__Task__
Gather all lines in the entries below that include the word "insulated".

__Data supplied__
::::::::::
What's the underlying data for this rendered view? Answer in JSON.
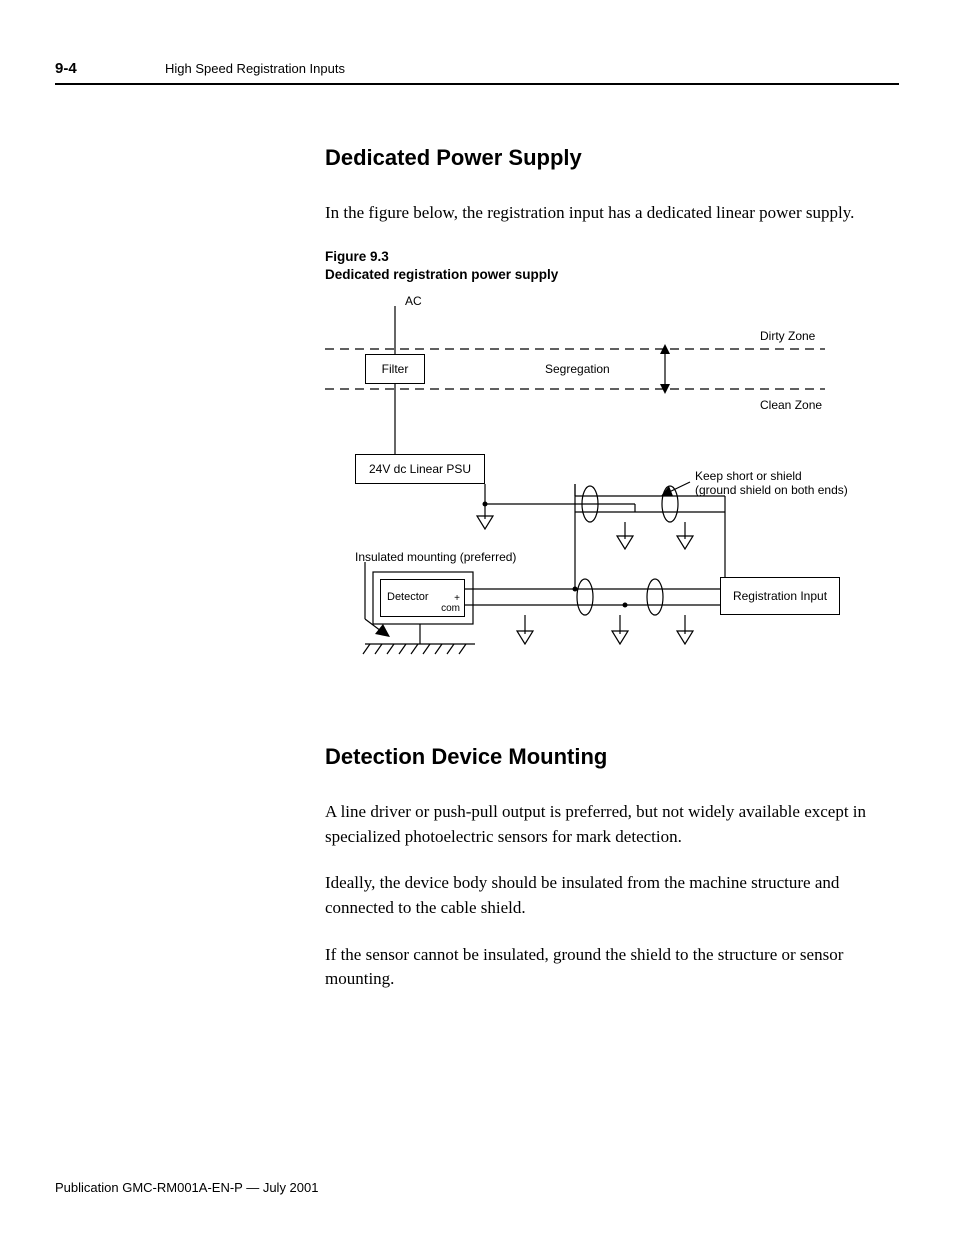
{
  "header": {
    "page_number": "9-4",
    "chapter_title": "High Speed Registration Inputs"
  },
  "section1": {
    "heading": "Dedicated Power Supply",
    "paragraph": "In the figure below, the registration input has a dedicated linear power supply."
  },
  "figure": {
    "label_line1": "Figure 9.3",
    "label_line2": "Dedicated registration power supply",
    "labels": {
      "ac": "AC",
      "filter": "Filter",
      "segregation": "Segregation",
      "dirty_zone": "Dirty Zone",
      "clean_zone": "Clean Zone",
      "psu": "24V dc Linear PSU",
      "keep_short_1": "Keep short or shield",
      "keep_short_2": "(ground shield on both ends)",
      "insulated": "Insulated mounting (preferred)",
      "detector": "Detector",
      "plus": "+",
      "com": "com",
      "reg_input": "Registration Input"
    }
  },
  "section2": {
    "heading": "Detection Device Mounting",
    "p1": "A line driver or push-pull output is preferred, but not widely available except in specialized photoelectric sensors for mark detection.",
    "p2": "Ideally, the device body should be insulated from the machine structure and connected to the cable shield.",
    "p3": "If the sensor cannot be insulated, ground the shield to the structure or sensor mounting."
  },
  "footer": "Publication GMC-RM001A-EN-P — July 2001"
}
::::::::::
__Worked answer__
      "insulated": "Insulated mounting (preferred)",
    "p2": "Ideally, the device body should be insulated from the machine structure and connected to the cable shield.",
    "p3": "If the sensor cannot be insulated, ground the shield to the structure or sensor mounting."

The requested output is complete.